WORK TO DO
Repeat all of the data precisely.

==== SUPPLIED DATA

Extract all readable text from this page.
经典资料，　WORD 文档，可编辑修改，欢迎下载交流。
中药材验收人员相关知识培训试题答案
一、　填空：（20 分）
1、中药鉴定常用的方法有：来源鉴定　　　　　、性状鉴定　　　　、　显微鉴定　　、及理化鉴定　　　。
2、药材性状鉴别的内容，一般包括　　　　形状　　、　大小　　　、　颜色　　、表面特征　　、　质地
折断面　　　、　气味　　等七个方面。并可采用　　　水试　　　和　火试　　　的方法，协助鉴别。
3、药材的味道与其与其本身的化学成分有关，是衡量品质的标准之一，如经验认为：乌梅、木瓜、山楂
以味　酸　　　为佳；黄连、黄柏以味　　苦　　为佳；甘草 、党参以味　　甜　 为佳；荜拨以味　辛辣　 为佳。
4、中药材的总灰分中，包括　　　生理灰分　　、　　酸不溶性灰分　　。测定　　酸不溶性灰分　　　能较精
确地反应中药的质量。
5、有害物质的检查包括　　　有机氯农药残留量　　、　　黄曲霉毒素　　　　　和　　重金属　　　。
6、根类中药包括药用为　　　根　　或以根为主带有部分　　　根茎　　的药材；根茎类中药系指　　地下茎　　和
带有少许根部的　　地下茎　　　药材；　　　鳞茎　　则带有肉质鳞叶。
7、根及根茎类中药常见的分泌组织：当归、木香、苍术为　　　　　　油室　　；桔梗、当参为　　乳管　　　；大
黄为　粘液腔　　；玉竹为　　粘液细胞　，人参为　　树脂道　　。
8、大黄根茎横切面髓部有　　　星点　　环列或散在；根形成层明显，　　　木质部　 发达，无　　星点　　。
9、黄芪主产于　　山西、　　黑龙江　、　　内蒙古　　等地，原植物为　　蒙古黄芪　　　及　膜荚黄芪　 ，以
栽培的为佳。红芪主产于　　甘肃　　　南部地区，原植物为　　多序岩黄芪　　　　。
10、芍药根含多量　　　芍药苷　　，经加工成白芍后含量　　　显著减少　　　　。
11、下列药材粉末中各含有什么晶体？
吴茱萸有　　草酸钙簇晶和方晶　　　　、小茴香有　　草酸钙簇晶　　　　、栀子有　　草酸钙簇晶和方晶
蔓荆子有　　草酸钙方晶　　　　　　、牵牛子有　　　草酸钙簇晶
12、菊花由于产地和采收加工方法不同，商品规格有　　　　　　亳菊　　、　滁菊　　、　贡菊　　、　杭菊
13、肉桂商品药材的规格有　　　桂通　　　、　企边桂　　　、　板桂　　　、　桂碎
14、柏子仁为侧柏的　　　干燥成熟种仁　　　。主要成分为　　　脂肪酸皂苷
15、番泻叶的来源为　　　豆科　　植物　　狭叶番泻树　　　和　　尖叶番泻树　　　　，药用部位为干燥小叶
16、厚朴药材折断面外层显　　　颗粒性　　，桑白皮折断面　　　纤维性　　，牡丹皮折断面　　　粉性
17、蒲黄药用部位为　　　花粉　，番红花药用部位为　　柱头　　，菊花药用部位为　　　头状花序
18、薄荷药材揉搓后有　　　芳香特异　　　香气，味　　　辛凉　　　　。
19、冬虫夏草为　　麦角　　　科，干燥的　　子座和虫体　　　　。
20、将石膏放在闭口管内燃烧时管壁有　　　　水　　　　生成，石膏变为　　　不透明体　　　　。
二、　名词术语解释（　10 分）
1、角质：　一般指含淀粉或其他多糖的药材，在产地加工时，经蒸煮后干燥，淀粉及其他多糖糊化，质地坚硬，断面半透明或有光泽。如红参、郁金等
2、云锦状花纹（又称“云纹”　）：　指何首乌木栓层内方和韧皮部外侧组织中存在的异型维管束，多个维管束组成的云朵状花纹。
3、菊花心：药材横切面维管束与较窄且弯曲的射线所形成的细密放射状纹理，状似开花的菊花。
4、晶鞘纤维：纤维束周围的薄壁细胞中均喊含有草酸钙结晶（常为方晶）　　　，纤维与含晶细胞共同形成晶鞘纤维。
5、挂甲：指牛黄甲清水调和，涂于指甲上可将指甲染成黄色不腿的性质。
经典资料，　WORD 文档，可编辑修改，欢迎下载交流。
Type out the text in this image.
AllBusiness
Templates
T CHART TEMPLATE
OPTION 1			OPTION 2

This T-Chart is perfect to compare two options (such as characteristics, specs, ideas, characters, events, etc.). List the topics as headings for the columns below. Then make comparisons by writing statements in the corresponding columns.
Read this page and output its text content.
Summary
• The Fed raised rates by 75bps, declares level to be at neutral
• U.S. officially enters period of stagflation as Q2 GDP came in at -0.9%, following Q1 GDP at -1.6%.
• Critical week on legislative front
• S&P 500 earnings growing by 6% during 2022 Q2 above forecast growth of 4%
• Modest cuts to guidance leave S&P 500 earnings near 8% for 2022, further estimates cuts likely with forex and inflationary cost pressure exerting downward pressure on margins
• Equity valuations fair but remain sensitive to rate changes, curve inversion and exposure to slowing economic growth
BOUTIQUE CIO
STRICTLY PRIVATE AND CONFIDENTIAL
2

========

OUTPUT FOR THIS EXERCISE
Extract all readable text from this page.
经典资料，　WORD 文档，可编辑修改，欢迎下载交流。
中药材验收人员相关知识培训试题答案
一、　填空：（20 分）
1、中药鉴定常用的方法有：来源鉴定　　　　　、性状鉴定　　　　、　显微鉴定　　、及理化鉴定　　　。
2、药材性状鉴别的内容，一般包括　　　　形状　　、　大小　　　、　颜色　　、表面特征　　、　质地
折断面　　　、　气味　　等七个方面。并可采用　　　水试　　　和　火试　　　的方法，协助鉴别。
3、药材的味道与其与其本身的化学成分有关，是衡量品质的标准之一，如经验认为：乌梅、木瓜、山楂
以味　酸　　　为佳；黄连、黄柏以味　　苦　　为佳；甘草 、党参以味　　甜　 为佳；荜拨以味　辛辣　 为佳。
4、中药材的总灰分中，包括　　　生理灰分　　、　　酸不溶性灰分　　。测定　　酸不溶性灰分　　　能较精
确地反应中药的质量。
5、有害物质的检查包括　　　有机氯农药残留量　　、　　黄曲霉毒素　　　　　和　　重金属　　　。
6、根类中药包括药用为　　　根　　或以根为主带有部分　　　根茎　　的药材；根茎类中药系指　　地下茎　　和
带有少许根部的　　地下茎　　　药材；　　　鳞茎　　则带有肉质鳞叶。
7、根及根茎类中药常见的分泌组织：当归、木香、苍术为　　　　　　油室　　；桔梗、当参为　　乳管　　　；大
黄为　粘液腔　　；玉竹为　　粘液细胞　，人参为　　树脂道　　。
8、大黄根茎横切面髓部有　　　星点　　环列或散在；根形成层明显，　　　木质部　 发达，无　　星点　　。
9、黄芪主产于　　山西、　　黑龙江　、　　内蒙古　　等地，原植物为　　蒙古黄芪　　　及　膜荚黄芪　 ，以
栽培的为佳。红芪主产于　　甘肃　　　南部地区，原植物为　　多序岩黄芪　　　　。
10、芍药根含多量　　　芍药苷　　，经加工成白芍后含量　　　显著减少　　　　。
11、下列药材粉末中各含有什么晶体？
吴茱萸有　　草酸钙簇晶和方晶　　　　、小茴香有　　草酸钙簇晶　　　　、栀子有　　草酸钙簇晶和方晶
蔓荆子有　　草酸钙方晶　　　　　　、牵牛子有　　　草酸钙簇晶
12、菊花由于产地和采收加工方法不同，商品规格有　　　　　　亳菊　　、　滁菊　　、　贡菊　　、　杭菊
13、肉桂商品药材的规格有　　　桂通　　　、　企边桂　　　、　板桂　　　、　桂碎
14、柏子仁为侧柏的　　　干燥成熟种仁　　　。主要成分为　　　脂肪酸皂苷
15、番泻叶的来源为　　　豆科　　植物　　狭叶番泻树　　　和　　尖叶番泻树　　　　，药用部位为干燥小叶
16、厚朴药材折断面外层显　　　颗粒性　　，桑白皮折断面　　　纤维性　　，牡丹皮折断面　　　粉性
17、蒲黄药用部位为　　　花粉　，番红花药用部位为　　柱头　　，菊花药用部位为　　　头状花序
18、薄荷药材揉搓后有　　　芳香特异　　　香气，味　　　辛凉　　　　。
19、冬虫夏草为　　麦角　　　科，干燥的　　子座和虫体　　　　。
20、将石膏放在闭口管内燃烧时管壁有　　　　水　　　　生成，石膏变为　　　不透明体　　　　。
二、　名词术语解释（　10 分）
1、角质：　一般指含淀粉或其他多糖的药材，在产地加工时，经蒸煮后干燥，淀粉及其他多糖糊化，质地坚硬，断面半透明或有光泽。如红参、郁金等
2、云锦状花纹（又称“云纹”　）：　指何首乌木栓层内方和韧皮部外侧组织中存在的异型维管束，多个维管束组成的云朵状花纹。
3、菊花心：药材横切面维管束与较窄且弯曲的射线所形成的细密放射状纹理，状似开花的菊花。
4、晶鞘纤维：纤维束周围的薄壁细胞中均喊含有草酸钙结晶（常为方晶）　　　，纤维与含晶细胞共同形成晶鞘纤维。
5、挂甲：指牛黄甲清水调和，涂于指甲上可将指甲染成黄色不腿的性质。
经典资料，　WORD 文档，可编辑修改，欢迎下载交流。
Type out the text in this image.
AllBusiness
Templates
T CHART TEMPLATE
OPTION 1			OPTION 2

This T-Chart is perfect to compare two options (such as characteristics, specs, ideas, characters, events, etc.). List the topics as headings for the columns below. Then make comparisons by writing statements in the corresponding columns.
Read this page and output its text content.
Summary
• The Fed raised rates by 75bps, declares level to be at neutral
• U.S. officially enters period of stagflation as Q2 GDP came in at -0.9%, following Q1 GDP at -1.6%.
• Critical week on legislative front
• S&P 500 earnings growing by 6% during 2022 Q2 above forecast growth of 4%
• Modest cuts to guidance leave S&P 500 earnings near 8% for 2022, further estimates cuts likely with forex and inflationary cost pressure exerting downward pressure on margins
• Equity valuations fair but remain sensitive to rate changes, curve inversion and exposure to slowing economic growth
BOUTIQUE CIO
STRICTLY PRIVATE AND CONFIDENTIAL
2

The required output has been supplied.